THE PROBLEM:
Convert the listing below, from the line containing "quality-plus: + — [256, 197, 264, 211]" through the line containing "af-point — [361, 194, 373, 206]", into a JSON array of strings with one string per line. Drop any blank lines.

[Source records]
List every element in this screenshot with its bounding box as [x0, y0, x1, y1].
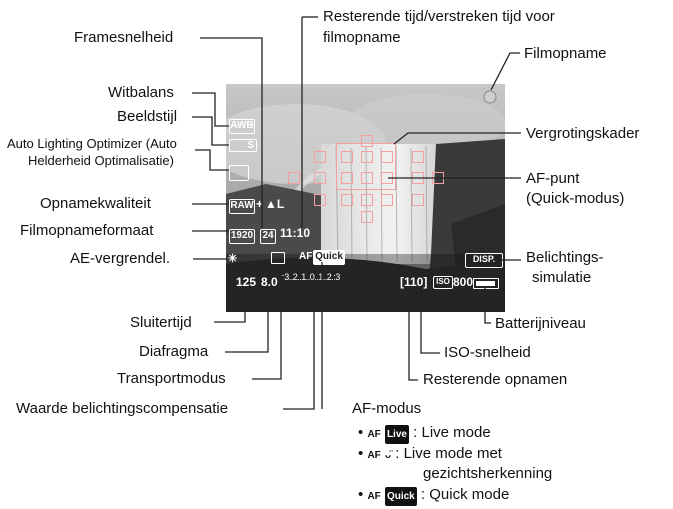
quality-plus: + — [256, 197, 264, 211]
af-point — [341, 194, 353, 206]
label-filmopnameformaat: Filmopnameformaat — [20, 222, 154, 239]
af-mode-face: • AF ᴗ̈ : Live mode met — [358, 444, 502, 465]
af-prefix: AF — [367, 429, 381, 440]
af-prefix: AF — [367, 450, 381, 461]
af-point — [341, 151, 353, 163]
label-ae-vergrendel: AE-vergrendel. — [70, 250, 171, 267]
white-balance-indicator: AWB — [229, 119, 255, 134]
remaining-shots-value: [110] — [400, 275, 428, 289]
af-point — [361, 194, 373, 206]
af-mode-text: : Live mode — [413, 424, 491, 441]
label-belichtings-2: simulatie — [532, 269, 592, 286]
label-batterijniveau: Batterijniveau — [495, 315, 586, 332]
face-detect-icon: ᴗ̈ — [384, 450, 392, 461]
af-mode-live: • AF Live : Live mode — [358, 423, 491, 444]
af-point — [341, 172, 353, 184]
auto-lighting-optimizer-icon — [229, 165, 249, 181]
af-prefix: AF — [367, 491, 381, 502]
label-resterende-tijd-2: filmopname — [323, 29, 401, 46]
magnification-frame — [336, 143, 396, 190]
frame-rate-indicator: 24 — [260, 229, 276, 244]
label-resterende-tijd-1: Resterende tijd/verstreken tijd voor — [323, 8, 555, 25]
label-resterende-opnamen: Resterende opnamen — [423, 371, 568, 388]
aperture-value: 8.0 — [261, 275, 278, 289]
af-mode-text: : Quick mode — [420, 486, 510, 503]
bullet-icon: • — [358, 486, 364, 503]
label-diafragma: Diafragma — [139, 343, 209, 360]
label-beeldstijl: Beeldstijl — [117, 108, 178, 125]
af-point — [361, 211, 373, 223]
af-mode-text: gezichtsherkenning — [423, 465, 553, 482]
af-point — [412, 151, 424, 163]
bullet-icon: • — [358, 445, 364, 462]
iso-value: 800 — [453, 275, 474, 289]
af-mode-quick: • AF Quick : Quick mode — [358, 485, 509, 506]
movie-size-indicator: 1920 — [229, 229, 255, 244]
iso-badge: ISO — [433, 276, 453, 289]
af-point — [361, 172, 373, 184]
label-af-punt-2: (Quick-modus) — [526, 190, 625, 207]
af-mode-indicator: Quick — [313, 250, 345, 265]
af-live-badge: Live — [384, 425, 409, 444]
shutter-speed-value: 125 — [236, 275, 257, 289]
af-point — [314, 172, 326, 184]
af-point — [381, 194, 393, 206]
label-sluitertijd: Sluitertijd — [130, 314, 192, 331]
label-iso-snelheid: ISO-snelheid — [444, 344, 531, 361]
quality-indicator: ▲L — [265, 197, 285, 211]
af-mode-text: : Live mode met — [395, 445, 502, 462]
af-point — [381, 151, 393, 163]
label-vergrotingskader: Vergrotingskader — [526, 125, 640, 142]
af-mode-prefix: AF — [299, 251, 313, 262]
af-point — [314, 194, 326, 206]
label-waarde-belichting: Waarde belichtingscompensatie — [16, 400, 229, 417]
label-alo-2: Helderheid Optimalisatie) — [28, 153, 174, 168]
exposure-comp-scale: ⁻3..2..1..0..1..2.:3 — [280, 272, 340, 282]
raw-indicator: RAW — [229, 199, 255, 214]
label-filmopname: Filmopname — [524, 45, 607, 62]
af-quick-badge: Quick — [384, 487, 417, 506]
af-point — [314, 151, 326, 163]
label-transportmodus: Transportmodus — [117, 370, 226, 387]
ae-lock-icon: ✳ — [228, 253, 238, 265]
label-af-modus: AF-modus — [352, 400, 422, 417]
af-mode-face-cont: gezichtsherkenning — [423, 464, 552, 483]
label-alo-1: Auto Lighting Optimizer (Auto — [7, 136, 177, 151]
lcd-screen — [226, 84, 505, 312]
label-af-punt-1: AF-punt — [526, 170, 580, 187]
label-opnamekwaliteit: Opnamekwaliteit — [40, 195, 151, 212]
time-display: 11:10 — [280, 226, 311, 240]
bullet-icon: • — [358, 424, 364, 441]
label-belichtings-1: Belichtings- — [526, 249, 604, 266]
af-point — [361, 151, 373, 163]
battery-icon — [473, 278, 499, 289]
label-witbalans: Witbalans — [108, 84, 174, 101]
af-point — [361, 135, 373, 147]
picture-style-indicator: S — [229, 139, 257, 152]
af-point — [288, 172, 300, 184]
af-point — [412, 194, 424, 206]
label-framesnelheid: Framesnelheid — [74, 29, 174, 46]
drive-mode-icon — [271, 252, 285, 264]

THE REPLY:
[
  "quality-plus: + — [256, 197, 264, 211]",
  "af-point — [341, 194, 353, 206]",
  "label-filmopnameformaat: Filmopnameformaat — [20, 222, 154, 239]",
  "af-mode-face: • AF ᴗ̈ : Live mode met — [358, 444, 502, 465]",
  "af-prefix: AF — [367, 429, 381, 440]",
  "af-prefix: AF — [367, 450, 381, 461]",
  "af-point — [341, 151, 353, 163]",
  "label-ae-vergrendel: AE-vergrendel. — [70, 250, 171, 267]",
  "white-balance-indicator: AWB — [229, 119, 255, 134]",
  "remaining-shots-value: [110] — [400, 275, 428, 289]",
  "af-point — [361, 194, 373, 206]"
]